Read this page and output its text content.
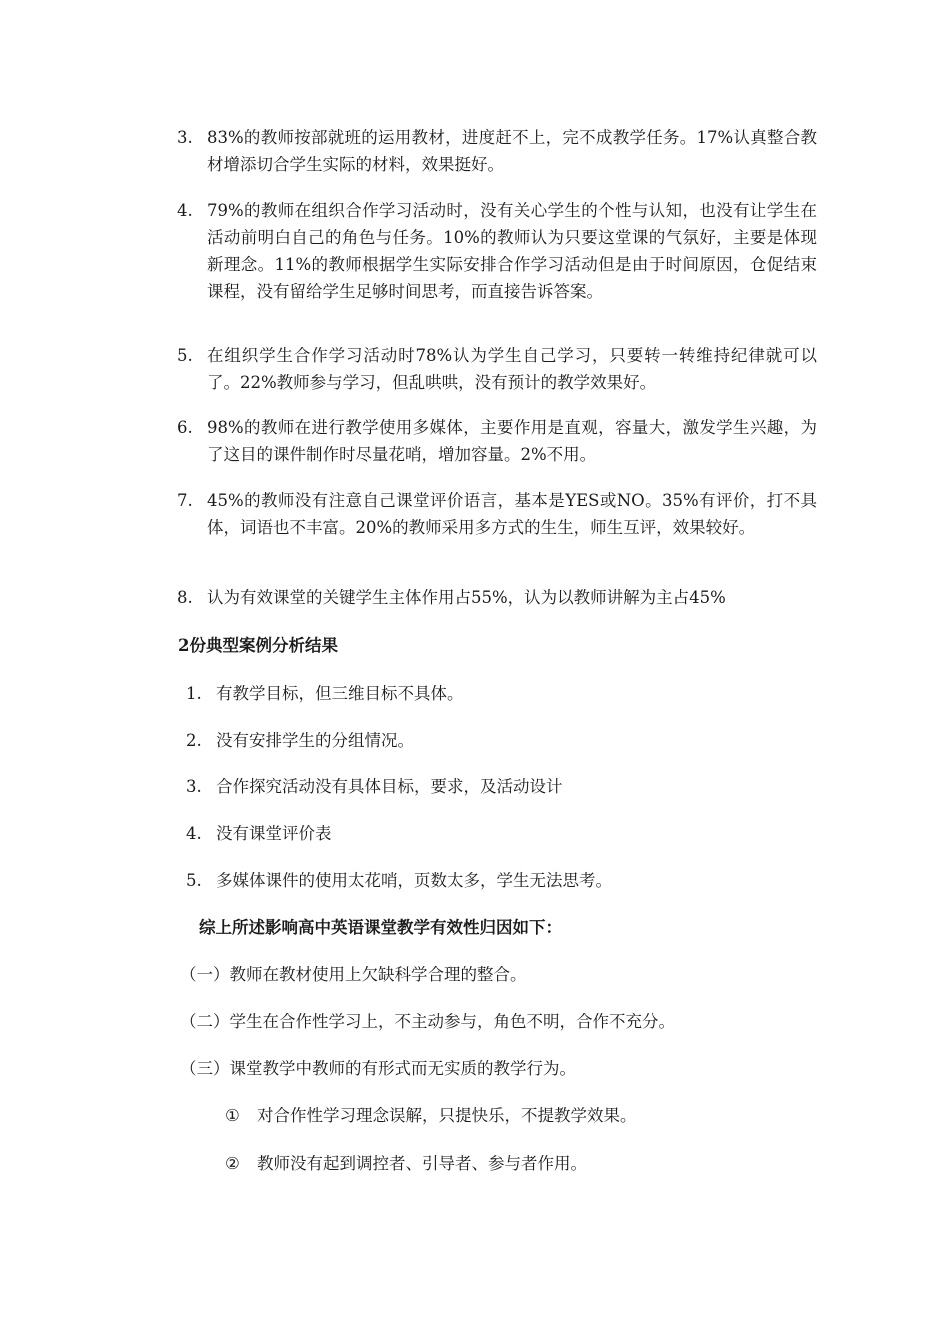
3. 83%的教师按部就班的运用教材，进度赶不上，完不成教学任务。17%认真整合教材增添切合学生实际的材料，效果挺好。
4. 79%的教师在组织合作学习活动时，没有关心学生的个性与认知，也没有让学生在活动前明白自己的角色与任务。10%的教师认为只要这堂课的气氛好，主要是体现新理念。11%的教师根据学生实际安排合作学习活动但是由于时间原因，仓促结束课程，没有留给学生足够时间思考，而直接告诉答案。
5. 在组织学生合作学习活动时78%认为学生自己学习，只要转一转维持纪律就可以了。22%教师参与学习，但乱哄哄，没有预计的教学效果好。
6. 98%的教师在进行教学使用多媒体，主要作用是直观，容量大，激发学生兴趣，为了这目的课件制作时尽量花哨，增加容量。2%不用。
7. 45%的教师没有注意自己课堂评价语言，基本是YES或NO。35%有评价，打不具体，词语也不丰富。20%的教师采用多方式的生生，师生互评，效果较好。
8. 认为有效课堂的关键学生主体作用占55%，认为以教师讲解为主占45%
2份典型案例分析结果
1. 有教学目标，但三维目标不具体。
2. 没有安排学生的分组情况。
3. 合作探究活动没有具体目标，要求，及活动设计
4. 没有课堂评价表
5. 多媒体课件的使用太花哨，页数太多，学生无法思考。
综上所述影响高中英语课堂教学有效性归因如下：
（一）教师在教材使用上欠缺科学合理的整合。
（二）学生在合作性学习上，不主动参与，角色不明，合作不充分。
（三）课堂教学中教师的有形式而无实质的教学行为。
① 对合作性学习理念误解，只提快乐，不提教学效果。
② 教师没有起到调控者、引导者、参与者作用。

= = = = =

-- Work required --
Quote in full the listing given above; the images are to be left out.

-- Solution to this problem --
Read this page and output its text content.
3. 83%的教师按部就班的运用教材，进度赶不上，完不成教学任务。17%认真整合教材增添切合学生实际的材料，效果挺好。
4. 79%的教师在组织合作学习活动时，没有关心学生的个性与认知，也没有让学生在活动前明白自己的角色与任务。10%的教师认为只要这堂课的气氛好，主要是体现新理念。11%的教师根据学生实际安排合作学习活动但是由于时间原因，仓促结束课程，没有留给学生足够时间思考，而直接告诉答案。
5. 在组织学生合作学习活动时78%认为学生自己学习，只要转一转维持纪律就可以了。22%教师参与学习，但乱哄哄，没有预计的教学效果好。
6. 98%的教师在进行教学使用多媒体，主要作用是直观，容量大，激发学生兴趣，为了这目的课件制作时尽量花哨，增加容量。2%不用。
7. 45%的教师没有注意自己课堂评价语言，基本是YES或NO。35%有评价，打不具体，词语也不丰富。20%的教师采用多方式的生生，师生互评，效果较好。
8. 认为有效课堂的关键学生主体作用占55%，认为以教师讲解为主占45%
2份典型案例分析结果
1. 有教学目标，但三维目标不具体。
2. 没有安排学生的分组情况。
3. 合作探究活动没有具体目标，要求，及活动设计
4. 没有课堂评价表
5. 多媒体课件的使用太花哨，页数太多，学生无法思考。
综上所述影响高中英语课堂教学有效性归因如下：
（一）教师在教材使用上欠缺科学合理的整合。
（二）学生在合作性学习上，不主动参与，角色不明，合作不充分。
（三）课堂教学中教师的有形式而无实质的教学行为。
① 对合作性学习理念误解，只提快乐，不提教学效果。
② 教师没有起到调控者、引导者、参与者作用。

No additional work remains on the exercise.